TASK TO CARRY OUT | Output every record word for word.

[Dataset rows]
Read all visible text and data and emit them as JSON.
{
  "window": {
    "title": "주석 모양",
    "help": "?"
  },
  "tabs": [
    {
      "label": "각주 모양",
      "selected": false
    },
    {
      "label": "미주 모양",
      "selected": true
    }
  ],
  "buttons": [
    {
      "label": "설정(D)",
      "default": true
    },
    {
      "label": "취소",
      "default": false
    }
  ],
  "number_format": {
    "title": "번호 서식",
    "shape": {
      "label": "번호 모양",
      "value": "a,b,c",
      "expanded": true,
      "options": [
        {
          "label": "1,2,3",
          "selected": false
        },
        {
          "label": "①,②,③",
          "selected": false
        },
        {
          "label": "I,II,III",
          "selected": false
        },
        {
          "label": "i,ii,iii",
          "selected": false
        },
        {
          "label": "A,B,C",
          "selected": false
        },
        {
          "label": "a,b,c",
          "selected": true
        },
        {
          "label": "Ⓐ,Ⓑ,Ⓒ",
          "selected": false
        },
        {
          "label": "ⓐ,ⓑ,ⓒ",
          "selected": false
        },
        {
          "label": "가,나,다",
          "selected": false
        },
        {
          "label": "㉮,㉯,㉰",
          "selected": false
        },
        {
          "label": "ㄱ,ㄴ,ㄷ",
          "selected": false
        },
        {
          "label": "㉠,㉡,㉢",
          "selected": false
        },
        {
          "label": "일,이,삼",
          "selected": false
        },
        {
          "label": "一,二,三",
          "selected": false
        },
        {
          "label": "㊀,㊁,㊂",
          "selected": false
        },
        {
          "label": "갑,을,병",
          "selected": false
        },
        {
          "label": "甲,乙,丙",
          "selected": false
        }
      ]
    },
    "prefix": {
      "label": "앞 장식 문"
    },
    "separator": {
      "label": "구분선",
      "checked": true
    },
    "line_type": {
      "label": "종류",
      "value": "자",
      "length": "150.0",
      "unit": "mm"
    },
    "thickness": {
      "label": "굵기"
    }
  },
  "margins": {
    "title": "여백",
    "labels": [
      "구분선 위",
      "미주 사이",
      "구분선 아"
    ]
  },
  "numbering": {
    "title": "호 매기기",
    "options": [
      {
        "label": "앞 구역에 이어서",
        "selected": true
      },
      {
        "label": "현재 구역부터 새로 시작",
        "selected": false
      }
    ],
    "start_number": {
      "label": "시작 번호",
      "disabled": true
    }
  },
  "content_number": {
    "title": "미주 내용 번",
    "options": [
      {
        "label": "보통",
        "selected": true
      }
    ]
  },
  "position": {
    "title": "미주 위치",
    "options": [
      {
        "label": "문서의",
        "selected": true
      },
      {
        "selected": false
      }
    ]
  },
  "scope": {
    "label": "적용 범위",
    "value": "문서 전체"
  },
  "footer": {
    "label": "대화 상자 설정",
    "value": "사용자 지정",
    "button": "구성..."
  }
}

WRITTEN RESPONSE |
Read all visible text and data and emit them as JSON.
{
  "window": {
    "title": "주석 모양",
    "help": "?"
  },
  "tabs": [
    {
      "label": "각주 모양",
      "selected": false
    },
    {
      "label": "미주 모양",
      "selected": true
    }
  ],
  "buttons": [
    {
      "label": "설정(D)",
      "default": true
    },
    {
      "label": "취소",
      "default": false
    }
  ],
  "number_format": {
    "title": "번호 서식",
    "shape": {
      "label": "번호 모양",
      "value": "a,b,c",
      "expanded": true,
      "options": [
        {
          "label": "1,2,3",
          "selected": false
        },
        {
          "label": "①,②,③",
          "selected": false
        },
        {
          "label": "I,II,III",
          "selected": false
        },
        {
          "label": "i,ii,iii",
          "selected": false
        },
        {
          "label": "A,B,C",
          "selected": false
        },
        {
          "label": "a,b,c",
          "selected": true
        },
        {
          "label": "Ⓐ,Ⓑ,Ⓒ",
          "selected": false
        },
        {
          "label": "ⓐ,ⓑ,ⓒ",
          "selected": false
        },
        {
          "label": "가,나,다",
          "selected": false
        },
        {
          "label": "㉮,㉯,㉰",
          "selected": false
        },
        {
          "label": "ㄱ,ㄴ,ㄷ",
          "selected": false
        },
        {
          "label": "㉠,㉡,㉢",
          "selected": false
        },
        {
          "label": "일,이,삼",
          "selected": false
        },
        {
          "label": "一,二,三",
          "selected": false
        },
        {
          "label": "㊀,㊁,㊂",
          "selected": false
        },
        {
          "label": "갑,을,병",
          "selected": false
        },
        {
          "label": "甲,乙,丙",
          "selected": false
        }
      ]
    },
    "prefix": {
      "label": "앞 장식 문"
    },
    "separator": {
      "label": "구분선",
      "checked": true
    },
    "line_type": {
      "label": "종류",
      "value": "자",
      "length": "150.0",
      "unit": "mm"
    },
    "thickness": {
      "label": "굵기"
    }
  },
  "margins": {
    "title": "여백",
    "labels": [
      "구분선 위",
      "미주 사이",
      "구분선 아"
    ]
  },
  "numbering": {
    "title": "호 매기기",
    "options": [
      {
        "label": "앞 구역에 이어서",
        "selected": true
      },
      {
        "label": "현재 구역부터 새로 시작",
        "selected": false
      }
    ],
    "start_number": {
      "label": "시작 번호",
      "disabled": true
    }
  },
  "content_number": {
    "title": "미주 내용 번",
    "options": [
      {
        "label": "보통",
        "selected": true
      }
    ]
  },
  "position": {
    "title": "미주 위치",
    "options": [
      {
        "label": "문서의",
        "selected": true
      },
      {
        "selected": false
      }
    ]
  },
  "scope": {
    "label": "적용 범위",
    "value": "문서 전체"
  },
  "footer": {
    "label": "대화 상자 설정",
    "value": "사용자 지정",
    "button": "구성..."
  }
}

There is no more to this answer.